*What to produce:*
Sort through the data and copy the lines holding the word "Limit".

┏━━

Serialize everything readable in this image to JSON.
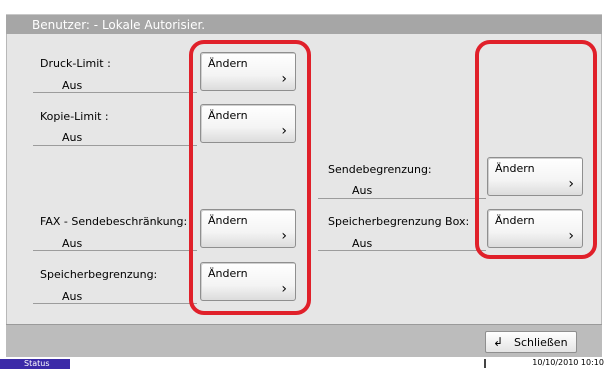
{
  "header": {
    "title": "Benutzer: - Lokale Autorisier."
  },
  "settings": [
    {
      "label": "Druck-Limit :",
      "value": "Aus",
      "button": "Ändern"
    },
    {
      "label": "Kopie-Limit :",
      "value": "Aus",
      "button": "Ändern"
    },
    {
      "label": "FAX - Sendebeschränkung:",
      "value": "Aus",
      "button": "Ändern"
    },
    {
      "label": "Speicherbegrenzung:",
      "value": "Aus",
      "button": "Ändern"
    },
    {
      "label": "Sendebegrenzung:",
      "value": "Aus",
      "button": "Ändern"
    },
    {
      "label": "Speicherbegrenzung Box:",
      "value": "Aus",
      "button": "Ändern"
    }
  ],
  "icons": {
    "chevron": "chevron-right-icon",
    "close": "return-arrow-icon"
  },
  "colors": {
    "highlight": "#e0202a",
    "status_bg": "#3b2aa8"
  },
  "footer": {
    "close_label": "Schließen"
  },
  "statusbar": {
    "status_label": "Status",
    "datetime": "10/10/2010  10:10"
  }
}
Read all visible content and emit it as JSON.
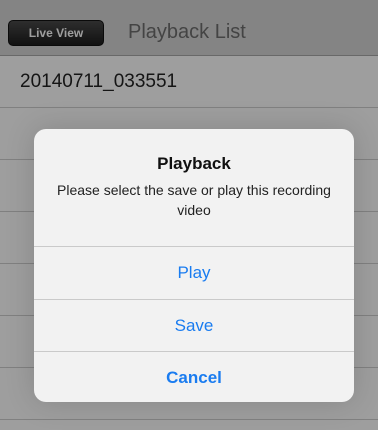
{
  "navbar": {
    "live_view_label": "Live View",
    "title": "Playback List"
  },
  "list": {
    "items": [
      {
        "label": "20140711_033551"
      },
      {
        "label": ""
      },
      {
        "label": ""
      },
      {
        "label": ""
      },
      {
        "label": ""
      },
      {
        "label": ""
      },
      {
        "label": ""
      }
    ]
  },
  "alert": {
    "title": "Playback",
    "message": "Please select the save or play this recording video",
    "buttons": {
      "play": "Play",
      "save": "Save",
      "cancel": "Cancel"
    }
  },
  "colors": {
    "accent": "#1a7cf0",
    "navbar": "#d6d6d6",
    "overlay": "rgba(0,0,0,0.38)"
  }
}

┗━━

*Exercise output:*
      "label": "Druck-Limit :",
      "label": "Kopie-Limit :",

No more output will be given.